◆ SHORT PROBLEM: Extract the complete listing and repeat it word for word.

◆ SUPPLIED RECORDS:
╔══
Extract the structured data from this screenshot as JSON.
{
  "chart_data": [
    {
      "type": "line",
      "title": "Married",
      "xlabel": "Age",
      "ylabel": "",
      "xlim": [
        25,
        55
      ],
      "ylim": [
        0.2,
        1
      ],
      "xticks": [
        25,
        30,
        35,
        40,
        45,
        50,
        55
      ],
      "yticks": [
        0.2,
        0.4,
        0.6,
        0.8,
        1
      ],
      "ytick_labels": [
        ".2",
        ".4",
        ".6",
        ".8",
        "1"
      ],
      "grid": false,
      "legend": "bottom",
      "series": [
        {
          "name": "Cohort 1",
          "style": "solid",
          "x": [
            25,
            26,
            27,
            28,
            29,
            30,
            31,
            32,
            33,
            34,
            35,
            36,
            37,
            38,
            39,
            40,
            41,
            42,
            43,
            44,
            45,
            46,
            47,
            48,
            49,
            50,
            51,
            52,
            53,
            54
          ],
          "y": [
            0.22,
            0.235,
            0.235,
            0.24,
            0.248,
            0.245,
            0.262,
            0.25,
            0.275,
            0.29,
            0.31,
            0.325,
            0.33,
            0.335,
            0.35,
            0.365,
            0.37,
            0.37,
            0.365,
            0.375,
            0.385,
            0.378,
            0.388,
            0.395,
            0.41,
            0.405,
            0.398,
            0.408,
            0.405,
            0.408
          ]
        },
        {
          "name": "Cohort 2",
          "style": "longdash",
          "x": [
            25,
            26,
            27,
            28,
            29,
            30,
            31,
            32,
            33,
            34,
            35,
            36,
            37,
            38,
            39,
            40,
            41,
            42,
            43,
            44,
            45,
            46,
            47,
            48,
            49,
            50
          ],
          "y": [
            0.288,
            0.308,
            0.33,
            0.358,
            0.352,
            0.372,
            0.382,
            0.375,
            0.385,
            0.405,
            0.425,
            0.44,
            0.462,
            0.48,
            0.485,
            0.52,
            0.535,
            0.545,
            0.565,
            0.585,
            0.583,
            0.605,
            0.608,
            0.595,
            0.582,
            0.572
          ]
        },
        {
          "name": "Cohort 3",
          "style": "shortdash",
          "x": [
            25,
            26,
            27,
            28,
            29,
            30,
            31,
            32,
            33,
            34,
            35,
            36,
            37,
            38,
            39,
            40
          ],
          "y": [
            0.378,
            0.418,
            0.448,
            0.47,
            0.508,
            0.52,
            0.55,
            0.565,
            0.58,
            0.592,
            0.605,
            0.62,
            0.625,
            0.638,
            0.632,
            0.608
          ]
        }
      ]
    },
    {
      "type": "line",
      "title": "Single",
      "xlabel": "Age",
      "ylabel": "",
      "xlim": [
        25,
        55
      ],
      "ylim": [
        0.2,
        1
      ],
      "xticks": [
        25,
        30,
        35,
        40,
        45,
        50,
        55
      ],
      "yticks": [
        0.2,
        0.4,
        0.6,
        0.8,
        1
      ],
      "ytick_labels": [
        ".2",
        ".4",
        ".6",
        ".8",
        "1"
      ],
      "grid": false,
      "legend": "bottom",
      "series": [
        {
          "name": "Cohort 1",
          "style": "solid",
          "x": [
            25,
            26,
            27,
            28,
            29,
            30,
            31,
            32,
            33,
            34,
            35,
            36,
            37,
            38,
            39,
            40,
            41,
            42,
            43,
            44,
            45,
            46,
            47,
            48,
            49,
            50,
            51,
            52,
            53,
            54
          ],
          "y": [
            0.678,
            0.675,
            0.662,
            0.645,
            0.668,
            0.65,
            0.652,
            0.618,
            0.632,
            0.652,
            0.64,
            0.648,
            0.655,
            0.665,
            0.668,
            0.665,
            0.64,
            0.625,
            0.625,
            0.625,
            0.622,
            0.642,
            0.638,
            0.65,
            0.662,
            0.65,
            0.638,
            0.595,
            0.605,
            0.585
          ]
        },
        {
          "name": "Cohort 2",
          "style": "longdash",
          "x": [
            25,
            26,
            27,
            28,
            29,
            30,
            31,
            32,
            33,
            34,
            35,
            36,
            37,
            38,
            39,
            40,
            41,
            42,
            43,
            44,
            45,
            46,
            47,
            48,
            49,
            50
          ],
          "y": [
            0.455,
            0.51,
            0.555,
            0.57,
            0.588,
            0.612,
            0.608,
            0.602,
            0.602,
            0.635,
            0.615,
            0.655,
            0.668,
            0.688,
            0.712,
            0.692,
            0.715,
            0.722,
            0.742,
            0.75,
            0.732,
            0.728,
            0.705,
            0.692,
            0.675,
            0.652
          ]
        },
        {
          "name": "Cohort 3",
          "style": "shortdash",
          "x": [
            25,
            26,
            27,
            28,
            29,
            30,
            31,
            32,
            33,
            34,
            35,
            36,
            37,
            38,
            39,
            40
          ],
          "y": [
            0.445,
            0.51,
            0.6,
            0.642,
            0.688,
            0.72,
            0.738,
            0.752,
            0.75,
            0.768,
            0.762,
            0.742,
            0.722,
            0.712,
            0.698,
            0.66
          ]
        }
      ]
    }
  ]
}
╚══
◆ ANSWER FOR THIS EXERCISE:
Extract the structured data from this screenshot as JSON.
{
  "chart_data": [
    {
      "type": "line",
      "title": "Married",
      "xlabel": "Age",
      "ylabel": "",
      "xlim": [
        25,
        55
      ],
      "ylim": [
        0.2,
        1
      ],
      "xticks": [
        25,
        30,
        35,
        40,
        45,
        50,
        55
      ],
      "yticks": [
        0.2,
        0.4,
        0.6,
        0.8,
        1
      ],
      "ytick_labels": [
        ".2",
        ".4",
        ".6",
        ".8",
        "1"
      ],
      "grid": false,
      "legend": "bottom",
      "series": [
        {
          "name": "Cohort 1",
          "style": "solid",
          "x": [
            25,
            26,
            27,
            28,
            29,
            30,
            31,
            32,
            33,
            34,
            35,
            36,
            37,
            38,
            39,
            40,
            41,
            42,
            43,
            44,
            45,
            46,
            47,
            48,
            49,
            50,
            51,
            52,
            53,
            54
          ],
          "y": [
            0.22,
            0.235,
            0.235,
            0.24,
            0.248,
            0.245,
            0.262,
            0.25,
            0.275,
            0.29,
            0.31,
            0.325,
            0.33,
            0.335,
            0.35,
            0.365,
            0.37,
            0.37,
            0.365,
            0.375,
            0.385,
            0.378,
            0.388,
            0.395,
            0.41,
            0.405,
            0.398,
            0.408,
            0.405,
            0.408
          ]
        },
        {
          "name": "Cohort 2",
          "style": "longdash",
          "x": [
            25,
            26,
            27,
            28,
            29,
            30,
            31,
            32,
            33,
            34,
            35,
            36,
            37,
            38,
            39,
            40,
            41,
            42,
            43,
            44,
            45,
            46,
            47,
            48,
            49,
            50
          ],
          "y": [
            0.288,
            0.308,
            0.33,
            0.358,
            0.352,
            0.372,
            0.382,
            0.375,
            0.385,
            0.405,
            0.425,
            0.44,
            0.462,
            0.48,
            0.485,
            0.52,
            0.535,
            0.545,
            0.565,
            0.585,
            0.583,
            0.605,
            0.608,
            0.595,
            0.582,
            0.572
          ]
        },
        {
          "name": "Cohort 3",
          "style": "shortdash",
          "x": [
            25,
            26,
            27,
            28,
            29,
            30,
            31,
            32,
            33,
            34,
            35,
            36,
            37,
            38,
            39,
            40
          ],
          "y": [
            0.378,
            0.418,
            0.448,
            0.47,
            0.508,
            0.52,
            0.55,
            0.565,
            0.58,
            0.592,
            0.605,
            0.62,
            0.625,
            0.638,
            0.632,
            0.608
          ]
        }
      ]
    },
    {
      "type": "line",
      "title": "Single",
      "xlabel": "Age",
      "ylabel": "",
      "xlim": [
        25,
        55
      ],
      "ylim": [
        0.2,
        1
      ],
      "xticks": [
        25,
        30,
        35,
        40,
        45,
        50,
        55
      ],
      "yticks": [
        0.2,
        0.4,
        0.6,
        0.8,
        1
      ],
      "ytick_labels": [
        ".2",
        ".4",
        ".6",
        ".8",
        "1"
      ],
      "grid": false,
      "legend": "bottom",
      "series": [
        {
          "name": "Cohort 1",
          "style": "solid",
          "x": [
            25,
            26,
            27,
            28,
            29,
            30,
            31,
            32,
            33,
            34,
            35,
            36,
            37,
            38,
            39,
            40,
            41,
            42,
            43,
            44,
            45,
            46,
            47,
            48,
            49,
            50,
            51,
            52,
            53,
            54
          ],
          "y": [
            0.678,
            0.675,
            0.662,
            0.645,
            0.668,
            0.65,
            0.652,
            0.618,
            0.632,
            0.652,
            0.64,
            0.648,
            0.655,
            0.665,
            0.668,
            0.665,
            0.64,
            0.625,
            0.625,
            0.625,
            0.622,
            0.642,
            0.638,
            0.65,
            0.662,
            0.65,
            0.638,
            0.595,
            0.605,
            0.585
          ]
        },
        {
          "name": "Cohort 2",
          "style": "longdash",
          "x": [
            25,
            26,
            27,
            28,
            29,
            30,
            31,
            32,
            33,
            34,
            35,
            36,
            37,
            38,
            39,
            40,
            41,
            42,
            43,
            44,
            45,
            46,
            47,
            48,
            49,
            50
          ],
          "y": [
            0.455,
            0.51,
            0.555,
            0.57,
            0.588,
            0.612,
            0.608,
            0.602,
            0.602,
            0.635,
            0.615,
            0.655,
            0.668,
            0.688,
            0.712,
            0.692,
            0.715,
            0.722,
            0.742,
            0.75,
            0.732,
            0.728,
            0.705,
            0.692,
            0.675,
            0.652
          ]
        },
        {
          "name": "Cohort 3",
          "style": "shortdash",
          "x": [
            25,
            26,
            27,
            28,
            29,
            30,
            31,
            32,
            33,
            34,
            35,
            36,
            37,
            38,
            39,
            40
          ],
          "y": [
            0.445,
            0.51,
            0.6,
            0.642,
            0.688,
            0.72,
            0.738,
            0.752,
            0.75,
            0.768,
            0.762,
            0.742,
            0.722,
            0.712,
            0.698,
            0.66
          ]
        }
      ]
    }
  ]
}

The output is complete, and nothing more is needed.